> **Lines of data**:
+++

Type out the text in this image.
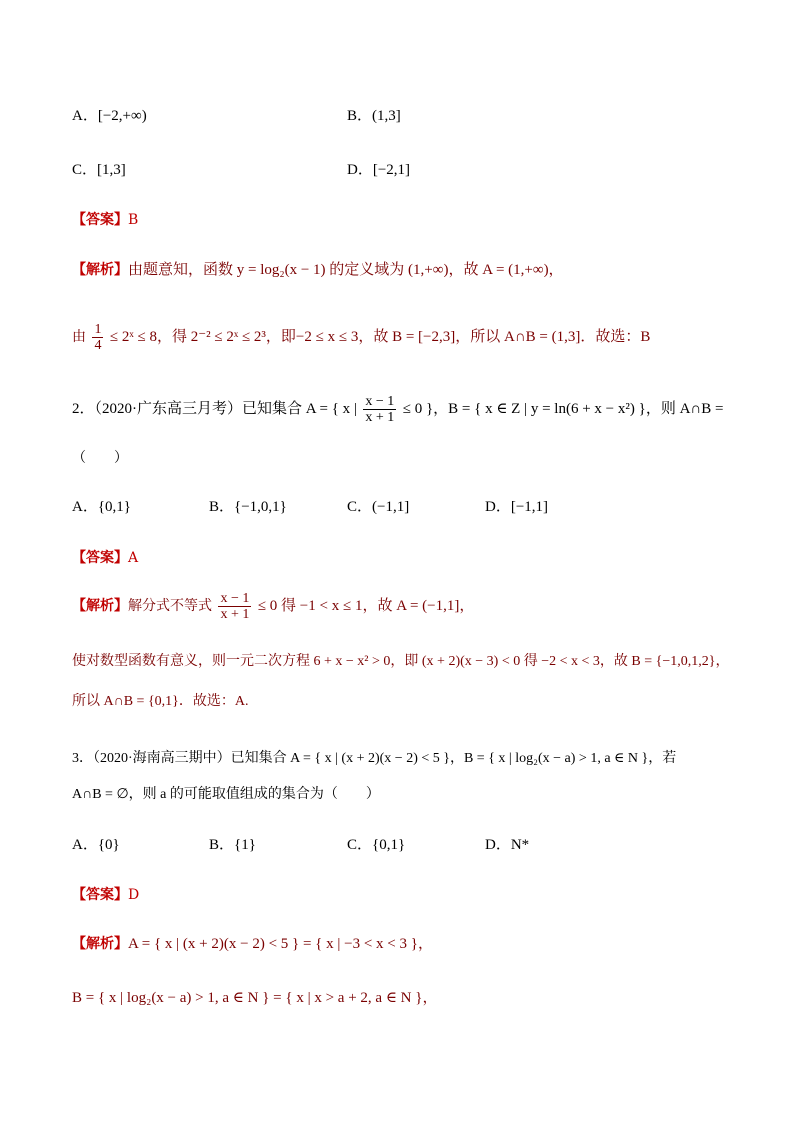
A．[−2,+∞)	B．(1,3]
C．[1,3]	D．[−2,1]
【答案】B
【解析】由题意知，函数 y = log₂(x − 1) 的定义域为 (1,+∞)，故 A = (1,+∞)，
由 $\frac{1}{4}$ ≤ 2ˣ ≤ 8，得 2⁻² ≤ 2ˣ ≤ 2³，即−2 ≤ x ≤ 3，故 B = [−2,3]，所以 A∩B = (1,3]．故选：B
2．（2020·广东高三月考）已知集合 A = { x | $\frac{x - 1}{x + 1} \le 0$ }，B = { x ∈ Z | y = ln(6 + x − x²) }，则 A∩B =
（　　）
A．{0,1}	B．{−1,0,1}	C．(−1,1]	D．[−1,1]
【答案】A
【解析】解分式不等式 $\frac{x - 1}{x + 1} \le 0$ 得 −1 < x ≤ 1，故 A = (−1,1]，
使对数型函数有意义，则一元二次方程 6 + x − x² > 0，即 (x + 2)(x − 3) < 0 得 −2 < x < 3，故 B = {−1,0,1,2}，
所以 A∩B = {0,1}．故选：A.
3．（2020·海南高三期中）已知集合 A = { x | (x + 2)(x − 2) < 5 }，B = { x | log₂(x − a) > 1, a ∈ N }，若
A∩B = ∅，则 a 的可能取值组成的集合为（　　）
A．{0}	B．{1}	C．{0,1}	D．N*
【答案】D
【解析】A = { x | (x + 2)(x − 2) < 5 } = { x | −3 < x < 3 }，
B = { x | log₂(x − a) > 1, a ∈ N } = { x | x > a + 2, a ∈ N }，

+++

> **WHAT YOU ARE ASKED TO DO**: Repeat the material above in full and exactly, omitting the pictures.

> **WORKED ANSWER**:
Type out the text in this image.
A．[−2,+∞)	B．(1,3]
C．[1,3]	D．[−2,1]
【答案】B
【解析】由题意知，函数 y = log₂(x − 1) 的定义域为 (1,+∞)，故 A = (1,+∞)，
由 $\frac{1}{4}$ ≤ 2ˣ ≤ 8，得 2⁻² ≤ 2ˣ ≤ 2³，即−2 ≤ x ≤ 3，故 B = [−2,3]，所以 A∩B = (1,3]．故选：B
2．（2020·广东高三月考）已知集合 A = { x | $\frac{x - 1}{x + 1} \le 0$ }，B = { x ∈ Z | y = ln(6 + x − x²) }，则 A∩B =
（　　）
A．{0,1}	B．{−1,0,1}	C．(−1,1]	D．[−1,1]
【答案】A
【解析】解分式不等式 $\frac{x - 1}{x + 1} \le 0$ 得 −1 < x ≤ 1，故 A = (−1,1]，
使对数型函数有意义，则一元二次方程 6 + x − x² > 0，即 (x + 2)(x − 3) < 0 得 −2 < x < 3，故 B = {−1,0,1,2}，
所以 A∩B = {0,1}．故选：A.
3．（2020·海南高三期中）已知集合 A = { x | (x + 2)(x − 2) < 5 }，B = { x | log₂(x − a) > 1, a ∈ N }，若
A∩B = ∅，则 a 的可能取值组成的集合为（　　）
A．{0}	B．{1}	C．{0,1}	D．N*
【答案】D
【解析】A = { x | (x + 2)(x − 2) < 5 } = { x | −3 < x < 3 }，
B = { x | log₂(x − a) > 1, a ∈ N } = { x | x > a + 2, a ∈ N }，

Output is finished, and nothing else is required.